Pour l’instant, rien de tel chez les hommes. Pas de compte « Vive les ventrus », ni de « Alopécie folies »…« Leur situation n’a rien à voir ! souligne la philosophe Camille Froidevaux-Metterie. Non pas que l’apparence n’ait aucune importance pour eux ; mais, sauf cas particuliers, leur corps ne change rien à leur place dans le monde, il n’est pas un vecteur de discriminations ni de violences. Un homme peut être gros, chauve et ridé sans que cela nuise à son éventuelle attractivité sociale ou sexuelle. Chez les femmes, c’est l’inverse : la société valorise toujours celles dont l’apparence souscrit aux normes esthétiques. » En dépit des avancées enregistrées depuis les années 1970, notamment dans le monde du travail, les femmes continuent d’être d’abord définies par leur corps. Impossible d’en faire abstraction.

§ **Entrées extraites**:

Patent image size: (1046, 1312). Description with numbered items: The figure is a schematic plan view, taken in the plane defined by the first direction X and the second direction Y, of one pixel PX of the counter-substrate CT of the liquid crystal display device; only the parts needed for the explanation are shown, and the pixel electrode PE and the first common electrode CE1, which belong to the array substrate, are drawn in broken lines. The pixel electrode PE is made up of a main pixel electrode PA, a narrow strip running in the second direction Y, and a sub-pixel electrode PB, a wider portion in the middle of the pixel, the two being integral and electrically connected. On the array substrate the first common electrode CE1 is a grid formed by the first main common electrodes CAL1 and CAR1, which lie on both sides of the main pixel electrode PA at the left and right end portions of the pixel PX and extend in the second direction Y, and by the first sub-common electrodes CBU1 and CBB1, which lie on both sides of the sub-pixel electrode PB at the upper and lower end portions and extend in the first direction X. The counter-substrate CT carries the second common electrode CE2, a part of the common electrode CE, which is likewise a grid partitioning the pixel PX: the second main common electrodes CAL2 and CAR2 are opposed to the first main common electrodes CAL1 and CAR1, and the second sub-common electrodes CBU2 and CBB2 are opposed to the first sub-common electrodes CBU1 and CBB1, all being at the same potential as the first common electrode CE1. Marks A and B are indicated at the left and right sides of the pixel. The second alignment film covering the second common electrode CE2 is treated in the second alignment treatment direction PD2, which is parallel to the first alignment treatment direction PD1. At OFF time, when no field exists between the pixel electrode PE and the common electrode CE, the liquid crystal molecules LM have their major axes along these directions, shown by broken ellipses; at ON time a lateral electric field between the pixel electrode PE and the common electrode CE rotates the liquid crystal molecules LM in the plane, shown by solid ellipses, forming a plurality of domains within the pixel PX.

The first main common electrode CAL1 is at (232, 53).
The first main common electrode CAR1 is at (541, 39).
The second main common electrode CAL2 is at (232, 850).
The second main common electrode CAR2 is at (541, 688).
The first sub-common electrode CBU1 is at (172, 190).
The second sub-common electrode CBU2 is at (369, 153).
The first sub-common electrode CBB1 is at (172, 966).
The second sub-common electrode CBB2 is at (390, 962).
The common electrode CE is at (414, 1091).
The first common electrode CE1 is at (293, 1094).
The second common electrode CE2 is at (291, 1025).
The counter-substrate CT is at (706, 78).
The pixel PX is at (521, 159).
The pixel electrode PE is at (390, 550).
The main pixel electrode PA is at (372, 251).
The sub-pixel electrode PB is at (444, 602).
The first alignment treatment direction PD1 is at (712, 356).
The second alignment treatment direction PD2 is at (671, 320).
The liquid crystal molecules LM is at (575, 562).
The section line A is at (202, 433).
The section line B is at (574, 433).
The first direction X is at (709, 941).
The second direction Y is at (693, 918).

§ **Consigne**:
Reprenez le passage cité sur le corps des femmes et les normes esthétiques, et poursuivez-le à partir de sa dernière phrase. Les entrées constituent un matériau à part, distinct du passage cité.

§ **Résultat de l'exercice**:
« Très jeune, la femme entre dans un cadre injonctif, et souvent contradictoire, explique Amélie Téhel chercheuse en sciences de la communication à l’université Rennes 2. Dès sa puberté, elle peut être considérée par les autres comme un être consentant sexuellement… Mais si elle porte un short, se voir accusée d’être, elle, une provocatrice. Ensuite, pendant une trentaine d’années, elle aura ses règles, qui restent associées à un sentiment honteux, et dont les douleurs sont ignorées, voire objets de moqueries. Après 40 ans, elle sera considérée comme moins désirable. Puis elle vivra la ménopause, sur laquelle pèse une espèce de tabou. À 50 ou 60 ans, elle aura quasiment disparu de la représentation sociale ! » Même si elle a passé son temps à se priver de dessert et à transpirer au cours de fitness… « En fait, tout au long de sa vie, une femme risque fort de ne jamais être sereine par rapport à son corps. »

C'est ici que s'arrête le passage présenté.